(Items from a data source)
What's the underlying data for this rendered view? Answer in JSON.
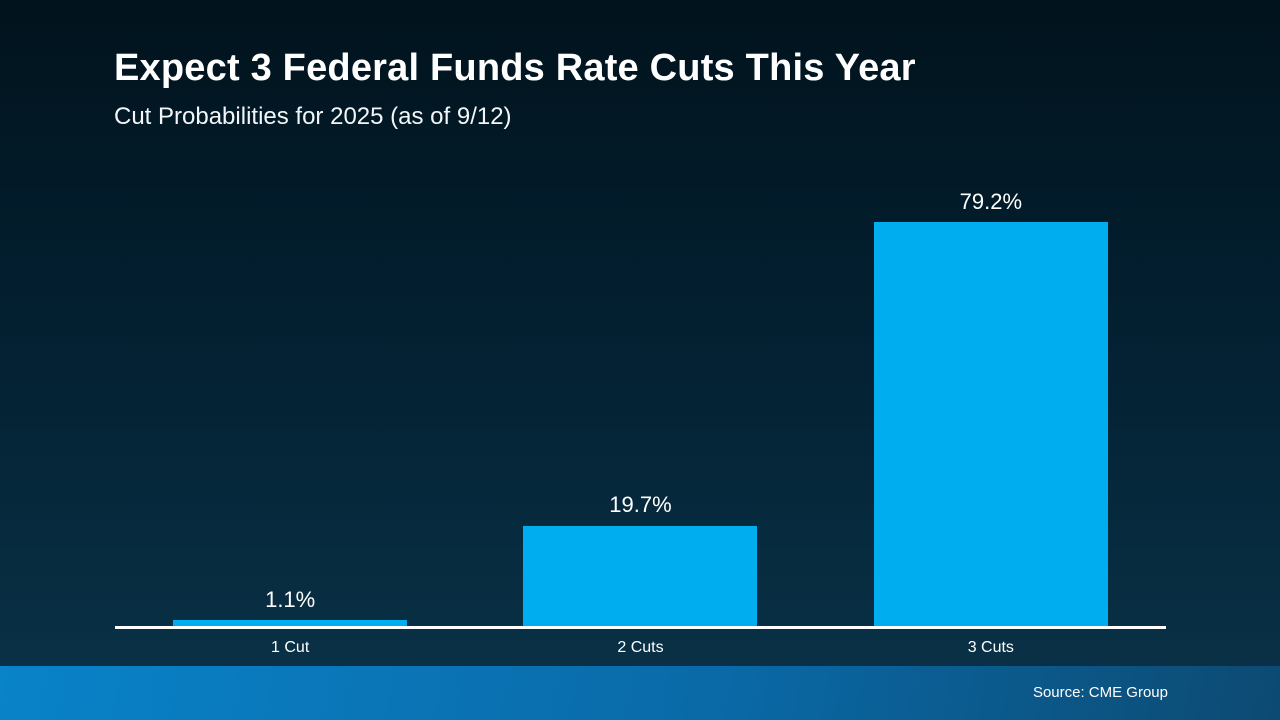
{
  "slide": {
    "title": "Expect 3 Federal Funds Rate Cuts This Year",
    "subtitle": "Cut Probabilities for 2025 (as of 9/12)",
    "source": "Source: CME Group"
  },
  "colors": {
    "background_top": "#01131d",
    "background_bottom": "#0a3349",
    "bar": "#00AEEF",
    "axis": "#ffffff",
    "text": "#ffffff",
    "footer_left": "#0983c9",
    "footer_right": "#0c4a72"
  },
  "chart_data": {
    "type": "bar",
    "categories": [
      "1 Cut",
      "2 Cuts",
      "3 Cuts"
    ],
    "values": [
      1.1,
      19.7,
      79.2
    ],
    "value_labels": [
      "1.1%",
      "19.7%",
      "79.2%"
    ],
    "title": "Expect 3 Federal Funds Rate Cuts This Year",
    "subtitle": "Cut Probabilities for 2025 (as of 9/12)",
    "xlabel": "",
    "ylabel": "",
    "ylim": [
      0,
      90
    ],
    "grid": false,
    "legend": false,
    "bar_color": "#00AEEF",
    "source": "Source: CME Group"
  }
}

- **Requirement**
Write the listing out a second time exactly, dropping all images.

- **Result for this exercise**
What's the underlying data for this rendered view? Answer in JSON.
{
  "slide": {
    "title": "Expect 3 Federal Funds Rate Cuts This Year",
    "subtitle": "Cut Probabilities for 2025 (as of 9/12)",
    "source": "Source: CME Group"
  },
  "colors": {
    "background_top": "#01131d",
    "background_bottom": "#0a3349",
    "bar": "#00AEEF",
    "axis": "#ffffff",
    "text": "#ffffff",
    "footer_left": "#0983c9",
    "footer_right": "#0c4a72"
  },
  "chart_data": {
    "type": "bar",
    "categories": [
      "1 Cut",
      "2 Cuts",
      "3 Cuts"
    ],
    "values": [
      1.1,
      19.7,
      79.2
    ],
    "value_labels": [
      "1.1%",
      "19.7%",
      "79.2%"
    ],
    "title": "Expect 3 Federal Funds Rate Cuts This Year",
    "subtitle": "Cut Probabilities for 2025 (as of 9/12)",
    "xlabel": "",
    "ylabel": "",
    "ylim": [
      0,
      90
    ],
    "grid": false,
    "legend": false,
    "bar_color": "#00AEEF",
    "source": "Source: CME Group"
  }
}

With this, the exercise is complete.